[INSTRUCTIONS FOR THE TASK] Find each line with "SDTVAR" and copy it.

[SOURCE MATERIAL]
##########
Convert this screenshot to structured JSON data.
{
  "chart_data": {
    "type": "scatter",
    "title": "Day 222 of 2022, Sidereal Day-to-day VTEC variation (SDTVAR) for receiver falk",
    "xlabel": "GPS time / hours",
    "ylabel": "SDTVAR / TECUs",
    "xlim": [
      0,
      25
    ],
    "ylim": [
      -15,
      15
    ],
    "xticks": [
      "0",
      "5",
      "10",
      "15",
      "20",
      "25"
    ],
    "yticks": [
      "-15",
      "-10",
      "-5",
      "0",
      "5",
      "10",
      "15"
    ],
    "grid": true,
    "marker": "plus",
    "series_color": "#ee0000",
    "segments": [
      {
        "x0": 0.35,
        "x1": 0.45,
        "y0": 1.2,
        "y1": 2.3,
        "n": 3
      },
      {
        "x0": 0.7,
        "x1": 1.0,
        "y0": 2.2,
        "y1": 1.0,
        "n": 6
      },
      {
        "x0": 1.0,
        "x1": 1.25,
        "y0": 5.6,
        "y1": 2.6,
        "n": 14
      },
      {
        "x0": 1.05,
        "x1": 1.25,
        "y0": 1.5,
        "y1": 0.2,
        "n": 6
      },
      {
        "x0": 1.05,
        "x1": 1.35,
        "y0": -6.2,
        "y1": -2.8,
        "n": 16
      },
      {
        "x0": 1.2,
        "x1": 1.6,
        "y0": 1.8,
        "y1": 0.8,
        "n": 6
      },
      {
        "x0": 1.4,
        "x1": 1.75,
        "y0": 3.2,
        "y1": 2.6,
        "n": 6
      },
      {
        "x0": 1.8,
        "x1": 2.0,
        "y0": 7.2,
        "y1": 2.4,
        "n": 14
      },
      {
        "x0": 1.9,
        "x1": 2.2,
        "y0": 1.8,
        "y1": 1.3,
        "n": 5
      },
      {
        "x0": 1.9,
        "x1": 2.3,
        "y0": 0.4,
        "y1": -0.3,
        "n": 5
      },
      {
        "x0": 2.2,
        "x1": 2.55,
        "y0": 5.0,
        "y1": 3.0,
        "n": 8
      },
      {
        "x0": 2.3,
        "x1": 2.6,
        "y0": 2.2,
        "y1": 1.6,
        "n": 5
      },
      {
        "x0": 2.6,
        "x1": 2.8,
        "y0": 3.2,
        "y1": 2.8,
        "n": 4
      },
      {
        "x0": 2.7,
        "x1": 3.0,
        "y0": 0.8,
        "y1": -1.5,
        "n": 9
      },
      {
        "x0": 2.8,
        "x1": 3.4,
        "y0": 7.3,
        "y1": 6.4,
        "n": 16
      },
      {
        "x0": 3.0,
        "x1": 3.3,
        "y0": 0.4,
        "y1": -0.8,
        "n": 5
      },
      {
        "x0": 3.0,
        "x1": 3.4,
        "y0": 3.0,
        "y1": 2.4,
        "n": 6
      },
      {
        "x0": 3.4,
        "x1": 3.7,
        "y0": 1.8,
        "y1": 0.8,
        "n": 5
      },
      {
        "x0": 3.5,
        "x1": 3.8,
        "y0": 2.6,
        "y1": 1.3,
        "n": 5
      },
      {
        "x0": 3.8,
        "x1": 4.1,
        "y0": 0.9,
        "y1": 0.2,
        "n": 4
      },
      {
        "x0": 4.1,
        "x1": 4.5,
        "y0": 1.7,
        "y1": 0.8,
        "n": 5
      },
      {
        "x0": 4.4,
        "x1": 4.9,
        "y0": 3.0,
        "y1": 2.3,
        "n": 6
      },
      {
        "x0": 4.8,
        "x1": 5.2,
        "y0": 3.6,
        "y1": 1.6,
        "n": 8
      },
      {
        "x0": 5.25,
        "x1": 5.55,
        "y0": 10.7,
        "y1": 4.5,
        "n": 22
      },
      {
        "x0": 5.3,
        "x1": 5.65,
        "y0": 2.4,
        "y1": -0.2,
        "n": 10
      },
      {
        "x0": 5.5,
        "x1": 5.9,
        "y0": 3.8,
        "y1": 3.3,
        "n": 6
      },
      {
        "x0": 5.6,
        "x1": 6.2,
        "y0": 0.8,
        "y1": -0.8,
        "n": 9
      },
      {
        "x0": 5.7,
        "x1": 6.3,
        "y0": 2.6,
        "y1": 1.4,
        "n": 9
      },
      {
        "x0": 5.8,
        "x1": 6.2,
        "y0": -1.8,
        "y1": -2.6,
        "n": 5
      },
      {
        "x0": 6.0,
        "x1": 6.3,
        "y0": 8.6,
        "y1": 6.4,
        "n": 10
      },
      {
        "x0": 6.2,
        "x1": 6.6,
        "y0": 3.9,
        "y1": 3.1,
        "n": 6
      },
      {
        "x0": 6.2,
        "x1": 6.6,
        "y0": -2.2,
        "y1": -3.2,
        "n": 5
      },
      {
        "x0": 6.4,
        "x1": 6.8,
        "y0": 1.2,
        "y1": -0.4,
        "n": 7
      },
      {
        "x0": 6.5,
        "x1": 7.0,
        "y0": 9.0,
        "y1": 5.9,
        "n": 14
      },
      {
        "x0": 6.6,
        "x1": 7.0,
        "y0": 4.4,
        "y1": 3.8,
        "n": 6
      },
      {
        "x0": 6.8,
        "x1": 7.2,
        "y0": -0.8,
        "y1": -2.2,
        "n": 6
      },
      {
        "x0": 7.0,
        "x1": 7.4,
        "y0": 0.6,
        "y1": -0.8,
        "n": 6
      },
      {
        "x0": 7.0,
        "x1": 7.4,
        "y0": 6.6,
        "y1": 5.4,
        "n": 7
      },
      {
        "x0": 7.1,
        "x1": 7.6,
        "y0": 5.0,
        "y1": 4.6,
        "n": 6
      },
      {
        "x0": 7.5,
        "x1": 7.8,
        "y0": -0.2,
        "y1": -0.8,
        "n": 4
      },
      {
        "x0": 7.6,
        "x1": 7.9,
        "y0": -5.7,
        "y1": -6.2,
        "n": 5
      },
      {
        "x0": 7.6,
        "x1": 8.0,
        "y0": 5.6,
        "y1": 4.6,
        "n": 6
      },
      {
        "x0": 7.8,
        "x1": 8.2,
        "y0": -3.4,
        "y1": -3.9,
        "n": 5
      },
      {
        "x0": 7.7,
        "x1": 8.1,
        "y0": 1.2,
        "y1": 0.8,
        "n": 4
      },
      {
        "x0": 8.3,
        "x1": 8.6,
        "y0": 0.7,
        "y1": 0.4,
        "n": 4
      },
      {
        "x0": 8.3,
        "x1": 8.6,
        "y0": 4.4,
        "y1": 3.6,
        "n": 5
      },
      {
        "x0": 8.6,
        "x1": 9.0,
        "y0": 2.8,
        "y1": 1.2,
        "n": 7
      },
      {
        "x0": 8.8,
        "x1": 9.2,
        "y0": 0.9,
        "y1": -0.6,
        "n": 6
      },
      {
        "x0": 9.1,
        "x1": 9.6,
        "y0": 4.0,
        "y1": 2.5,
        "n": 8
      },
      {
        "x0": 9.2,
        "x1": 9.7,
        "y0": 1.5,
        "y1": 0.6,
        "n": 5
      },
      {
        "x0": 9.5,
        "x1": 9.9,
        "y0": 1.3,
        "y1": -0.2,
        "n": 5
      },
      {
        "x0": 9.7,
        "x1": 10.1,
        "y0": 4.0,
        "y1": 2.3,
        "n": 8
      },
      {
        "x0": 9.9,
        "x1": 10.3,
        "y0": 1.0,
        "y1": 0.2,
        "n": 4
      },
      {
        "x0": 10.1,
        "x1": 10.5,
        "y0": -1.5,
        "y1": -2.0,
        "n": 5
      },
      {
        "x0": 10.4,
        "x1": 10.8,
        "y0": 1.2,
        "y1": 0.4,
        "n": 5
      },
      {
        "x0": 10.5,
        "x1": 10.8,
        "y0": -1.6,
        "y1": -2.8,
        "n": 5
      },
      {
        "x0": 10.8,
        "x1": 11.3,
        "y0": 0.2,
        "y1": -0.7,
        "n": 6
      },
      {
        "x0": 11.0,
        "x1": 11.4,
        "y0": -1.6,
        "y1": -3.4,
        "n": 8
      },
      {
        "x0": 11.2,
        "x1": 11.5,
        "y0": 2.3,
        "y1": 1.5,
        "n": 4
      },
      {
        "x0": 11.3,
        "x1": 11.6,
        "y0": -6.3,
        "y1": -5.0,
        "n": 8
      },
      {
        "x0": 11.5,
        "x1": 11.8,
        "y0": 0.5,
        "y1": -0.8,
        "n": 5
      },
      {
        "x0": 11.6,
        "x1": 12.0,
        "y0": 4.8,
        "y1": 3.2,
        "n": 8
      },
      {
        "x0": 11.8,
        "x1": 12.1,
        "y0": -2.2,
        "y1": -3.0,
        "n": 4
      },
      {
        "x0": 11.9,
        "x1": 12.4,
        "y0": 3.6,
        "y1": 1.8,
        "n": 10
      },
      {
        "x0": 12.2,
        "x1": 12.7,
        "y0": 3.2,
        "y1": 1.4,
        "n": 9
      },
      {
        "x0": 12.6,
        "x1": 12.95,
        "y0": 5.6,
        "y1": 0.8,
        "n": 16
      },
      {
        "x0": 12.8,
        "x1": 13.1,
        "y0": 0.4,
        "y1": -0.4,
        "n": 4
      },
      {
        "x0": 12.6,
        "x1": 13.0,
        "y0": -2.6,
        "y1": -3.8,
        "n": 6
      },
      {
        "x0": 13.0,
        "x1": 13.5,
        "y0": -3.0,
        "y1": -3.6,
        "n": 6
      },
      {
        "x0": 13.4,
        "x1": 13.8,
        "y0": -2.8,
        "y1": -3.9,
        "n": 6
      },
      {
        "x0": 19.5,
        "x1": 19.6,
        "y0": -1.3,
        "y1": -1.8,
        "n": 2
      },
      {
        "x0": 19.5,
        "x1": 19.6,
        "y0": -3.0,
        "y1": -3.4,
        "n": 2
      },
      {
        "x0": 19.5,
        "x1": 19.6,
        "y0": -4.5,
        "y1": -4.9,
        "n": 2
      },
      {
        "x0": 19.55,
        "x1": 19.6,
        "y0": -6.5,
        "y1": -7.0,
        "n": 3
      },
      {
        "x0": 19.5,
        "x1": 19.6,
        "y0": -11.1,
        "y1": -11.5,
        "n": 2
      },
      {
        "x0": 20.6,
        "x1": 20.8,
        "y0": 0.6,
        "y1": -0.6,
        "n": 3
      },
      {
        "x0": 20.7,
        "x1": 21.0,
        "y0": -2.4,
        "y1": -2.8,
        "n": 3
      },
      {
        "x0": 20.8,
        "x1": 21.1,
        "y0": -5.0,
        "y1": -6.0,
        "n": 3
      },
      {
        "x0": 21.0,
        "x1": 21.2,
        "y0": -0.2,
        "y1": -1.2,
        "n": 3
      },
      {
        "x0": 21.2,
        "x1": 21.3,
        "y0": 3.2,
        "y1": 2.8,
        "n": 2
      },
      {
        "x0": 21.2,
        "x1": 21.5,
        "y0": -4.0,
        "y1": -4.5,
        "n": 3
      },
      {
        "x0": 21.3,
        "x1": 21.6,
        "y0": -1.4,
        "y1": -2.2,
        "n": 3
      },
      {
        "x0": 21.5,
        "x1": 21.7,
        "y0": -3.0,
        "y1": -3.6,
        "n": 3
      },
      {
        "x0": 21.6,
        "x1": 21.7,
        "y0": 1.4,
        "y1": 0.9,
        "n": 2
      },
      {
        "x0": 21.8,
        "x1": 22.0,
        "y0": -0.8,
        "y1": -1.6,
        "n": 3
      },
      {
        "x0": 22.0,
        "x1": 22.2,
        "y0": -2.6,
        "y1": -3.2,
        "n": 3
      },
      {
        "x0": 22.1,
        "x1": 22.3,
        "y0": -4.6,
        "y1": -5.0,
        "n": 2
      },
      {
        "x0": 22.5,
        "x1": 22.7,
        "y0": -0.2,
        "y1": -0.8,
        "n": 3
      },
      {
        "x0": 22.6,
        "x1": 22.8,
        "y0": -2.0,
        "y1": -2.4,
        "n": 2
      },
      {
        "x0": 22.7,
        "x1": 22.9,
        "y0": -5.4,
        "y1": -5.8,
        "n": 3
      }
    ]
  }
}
##########
[WRITTEN RESPONSE]
    "title": "Day 222 of 2022, Sidereal Day-to-day VTEC variation (SDTVAR) for receiver falk",
    "ylabel": "SDTVAR / TECUs",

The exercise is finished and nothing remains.